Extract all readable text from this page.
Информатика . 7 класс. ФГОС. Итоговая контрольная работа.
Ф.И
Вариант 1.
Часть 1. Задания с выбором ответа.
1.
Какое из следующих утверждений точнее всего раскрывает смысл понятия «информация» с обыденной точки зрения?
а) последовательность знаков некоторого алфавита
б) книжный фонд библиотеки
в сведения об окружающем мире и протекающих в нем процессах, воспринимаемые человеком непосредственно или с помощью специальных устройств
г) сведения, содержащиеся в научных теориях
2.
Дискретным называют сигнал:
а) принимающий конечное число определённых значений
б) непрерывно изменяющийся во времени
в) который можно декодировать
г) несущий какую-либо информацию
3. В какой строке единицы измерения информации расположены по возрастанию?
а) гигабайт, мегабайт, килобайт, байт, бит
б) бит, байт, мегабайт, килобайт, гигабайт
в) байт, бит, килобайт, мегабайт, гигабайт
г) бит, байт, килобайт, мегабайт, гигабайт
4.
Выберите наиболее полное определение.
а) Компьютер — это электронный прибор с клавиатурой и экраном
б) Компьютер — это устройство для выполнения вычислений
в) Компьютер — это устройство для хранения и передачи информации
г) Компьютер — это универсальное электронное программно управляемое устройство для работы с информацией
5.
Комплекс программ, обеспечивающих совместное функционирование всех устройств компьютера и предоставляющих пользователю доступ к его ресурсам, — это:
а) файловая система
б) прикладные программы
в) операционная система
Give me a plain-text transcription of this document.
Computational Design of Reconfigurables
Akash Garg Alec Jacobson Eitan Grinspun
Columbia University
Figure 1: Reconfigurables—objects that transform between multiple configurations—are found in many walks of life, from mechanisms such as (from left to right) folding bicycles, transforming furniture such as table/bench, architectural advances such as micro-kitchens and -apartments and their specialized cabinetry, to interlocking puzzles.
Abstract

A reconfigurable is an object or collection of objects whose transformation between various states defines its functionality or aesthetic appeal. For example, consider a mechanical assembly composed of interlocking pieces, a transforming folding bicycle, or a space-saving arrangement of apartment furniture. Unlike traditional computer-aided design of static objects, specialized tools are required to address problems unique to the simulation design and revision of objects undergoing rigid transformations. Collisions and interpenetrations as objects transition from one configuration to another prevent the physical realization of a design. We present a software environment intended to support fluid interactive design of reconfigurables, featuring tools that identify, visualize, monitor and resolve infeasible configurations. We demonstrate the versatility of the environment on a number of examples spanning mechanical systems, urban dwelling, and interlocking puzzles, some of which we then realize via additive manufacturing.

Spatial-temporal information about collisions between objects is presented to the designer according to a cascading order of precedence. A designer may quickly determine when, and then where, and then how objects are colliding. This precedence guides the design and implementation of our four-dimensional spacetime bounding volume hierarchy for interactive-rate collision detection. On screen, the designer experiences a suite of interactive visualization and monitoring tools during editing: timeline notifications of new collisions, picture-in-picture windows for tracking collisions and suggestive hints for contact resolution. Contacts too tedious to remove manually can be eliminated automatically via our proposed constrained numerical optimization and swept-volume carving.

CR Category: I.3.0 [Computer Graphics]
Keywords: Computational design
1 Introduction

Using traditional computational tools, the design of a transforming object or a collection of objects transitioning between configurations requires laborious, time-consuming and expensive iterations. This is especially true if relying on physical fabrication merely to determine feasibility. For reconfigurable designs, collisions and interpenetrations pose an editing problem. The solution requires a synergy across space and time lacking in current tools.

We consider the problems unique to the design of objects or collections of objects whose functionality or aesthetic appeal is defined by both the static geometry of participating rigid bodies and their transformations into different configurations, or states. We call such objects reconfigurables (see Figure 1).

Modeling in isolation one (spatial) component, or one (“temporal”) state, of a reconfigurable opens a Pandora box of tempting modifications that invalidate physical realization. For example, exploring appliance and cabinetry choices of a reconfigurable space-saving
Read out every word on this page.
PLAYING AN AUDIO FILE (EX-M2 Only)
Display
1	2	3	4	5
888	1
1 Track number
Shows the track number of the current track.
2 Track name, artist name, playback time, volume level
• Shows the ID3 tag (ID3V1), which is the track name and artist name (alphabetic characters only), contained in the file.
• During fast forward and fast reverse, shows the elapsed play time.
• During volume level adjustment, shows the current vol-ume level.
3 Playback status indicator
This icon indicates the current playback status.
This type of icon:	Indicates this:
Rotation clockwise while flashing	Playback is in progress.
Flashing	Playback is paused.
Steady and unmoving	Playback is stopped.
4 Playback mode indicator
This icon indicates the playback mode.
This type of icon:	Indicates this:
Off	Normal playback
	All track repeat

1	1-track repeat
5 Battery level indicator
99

■ ■ ■ ■

What needs to be done: Find the string "states" in the records, then copy each line where it occurs.

Exercise output:
A reconfigurable is an object or collection of objects whose transformation between various states defines its functionality or aesthetic appeal. For example, consider a mechanical assembly composed of interlocking pieces, a transforming folding bicycle, or a space-saving arrangement of apartment furniture. Unlike traditional computer-aided design of static objects, specialized tools are required to address problems unique to the simulation design and revision of objects undergoing rigid transformations. Collisions and interpenetrations as objects transition from one configuration to another prevent the physical realization of a design. We present a software environment intended to support fluid interactive design of reconfigurables, featuring tools that identify, visualize, monitor and resolve infeasible configurations. We demonstrate the versatility of the environment on a number of examples spanning mechanical systems, urban dwelling, and interlocking puzzles, some of which we then realize via additive manufacturing.
We consider the problems unique to the design of objects or collections of objects whose functionality or aesthetic appeal is defined by both the static geometry of participating rigid bodies and their transformations into different configurations, or states. We call such objects reconfigurables (see Figure 1).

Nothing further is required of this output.